What is expected >> Each entry must be reproduced precisely as it stands.

Data supplied >>

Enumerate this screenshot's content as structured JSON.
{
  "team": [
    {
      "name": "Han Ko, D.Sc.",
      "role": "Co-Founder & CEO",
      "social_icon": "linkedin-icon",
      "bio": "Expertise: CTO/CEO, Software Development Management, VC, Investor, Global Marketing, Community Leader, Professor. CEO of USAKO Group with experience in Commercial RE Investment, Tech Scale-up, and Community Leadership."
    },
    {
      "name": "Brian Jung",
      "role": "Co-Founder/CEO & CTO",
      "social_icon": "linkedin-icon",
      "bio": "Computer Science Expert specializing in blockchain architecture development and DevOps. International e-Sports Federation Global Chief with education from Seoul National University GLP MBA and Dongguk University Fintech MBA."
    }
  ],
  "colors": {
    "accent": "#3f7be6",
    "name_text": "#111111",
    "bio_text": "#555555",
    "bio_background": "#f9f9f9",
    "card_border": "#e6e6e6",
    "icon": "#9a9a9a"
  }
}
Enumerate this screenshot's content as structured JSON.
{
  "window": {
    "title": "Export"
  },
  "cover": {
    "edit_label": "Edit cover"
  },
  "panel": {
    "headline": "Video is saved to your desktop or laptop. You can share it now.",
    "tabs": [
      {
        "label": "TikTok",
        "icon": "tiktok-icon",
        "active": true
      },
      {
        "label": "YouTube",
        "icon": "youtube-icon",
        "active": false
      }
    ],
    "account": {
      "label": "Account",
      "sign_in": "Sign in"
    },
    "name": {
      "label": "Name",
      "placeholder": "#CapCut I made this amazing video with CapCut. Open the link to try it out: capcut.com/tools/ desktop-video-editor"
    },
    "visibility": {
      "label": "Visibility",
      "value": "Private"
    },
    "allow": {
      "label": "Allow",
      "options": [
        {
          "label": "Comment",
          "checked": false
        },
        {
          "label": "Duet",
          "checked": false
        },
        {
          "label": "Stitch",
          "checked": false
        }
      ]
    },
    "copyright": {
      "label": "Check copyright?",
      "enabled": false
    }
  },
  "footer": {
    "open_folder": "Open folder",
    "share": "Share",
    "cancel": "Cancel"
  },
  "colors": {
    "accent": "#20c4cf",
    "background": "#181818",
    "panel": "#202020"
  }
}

Exercise answer >>
Enumerate this screenshot's content as structured JSON.
{
  "team": [
    {
      "name": "Han Ko, D.Sc.",
      "role": "Co-Founder & CEO",
      "social_icon": "linkedin-icon",
      "bio": "Expertise: CTO/CEO, Software Development Management, VC, Investor, Global Marketing, Community Leader, Professor. CEO of USAKO Group with experience in Commercial RE Investment, Tech Scale-up, and Community Leadership."
    },
    {
      "name": "Brian Jung",
      "role": "Co-Founder/CEO & CTO",
      "social_icon": "linkedin-icon",
      "bio": "Computer Science Expert specializing in blockchain architecture development and DevOps. International e-Sports Federation Global Chief with education from Seoul National University GLP MBA and Dongguk University Fintech MBA."
    }
  ],
  "colors": {
    "accent": "#3f7be6",
    "name_text": "#111111",
    "bio_text": "#555555",
    "bio_background": "#f9f9f9",
    "card_border": "#e6e6e6",
    "icon": "#9a9a9a"
  }
}
Enumerate this screenshot's content as structured JSON.
{
  "window": {
    "title": "Export"
  },
  "cover": {
    "edit_label": "Edit cover"
  },
  "panel": {
    "headline": "Video is saved to your desktop or laptop. You can share it now.",
    "tabs": [
      {
        "label": "TikTok",
        "icon": "tiktok-icon",
        "active": true
      },
      {
        "label": "YouTube",
        "icon": "youtube-icon",
        "active": false
      }
    ],
    "account": {
      "label": "Account",
      "sign_in": "Sign in"
    },
    "name": {
      "label": "Name",
      "placeholder": "#CapCut I made this amazing video with CapCut. Open the link to try it out: capcut.com/tools/ desktop-video-editor"
    },
    "visibility": {
      "label": "Visibility",
      "value": "Private"
    },
    "allow": {
      "label": "Allow",
      "options": [
        {
          "label": "Comment",
          "checked": false
        },
        {
          "label": "Duet",
          "checked": false
        },
        {
          "label": "Stitch",
          "checked": false
        }
      ]
    },
    "copyright": {
      "label": "Check copyright?",
      "enabled": false
    }
  },
  "footer": {
    "open_folder": "Open folder",
    "share": "Share",
    "cancel": "Cancel"
  },
  "colors": {
    "accent": "#20c4cf",
    "background": "#181818",
    "panel": "#202020"
  }
}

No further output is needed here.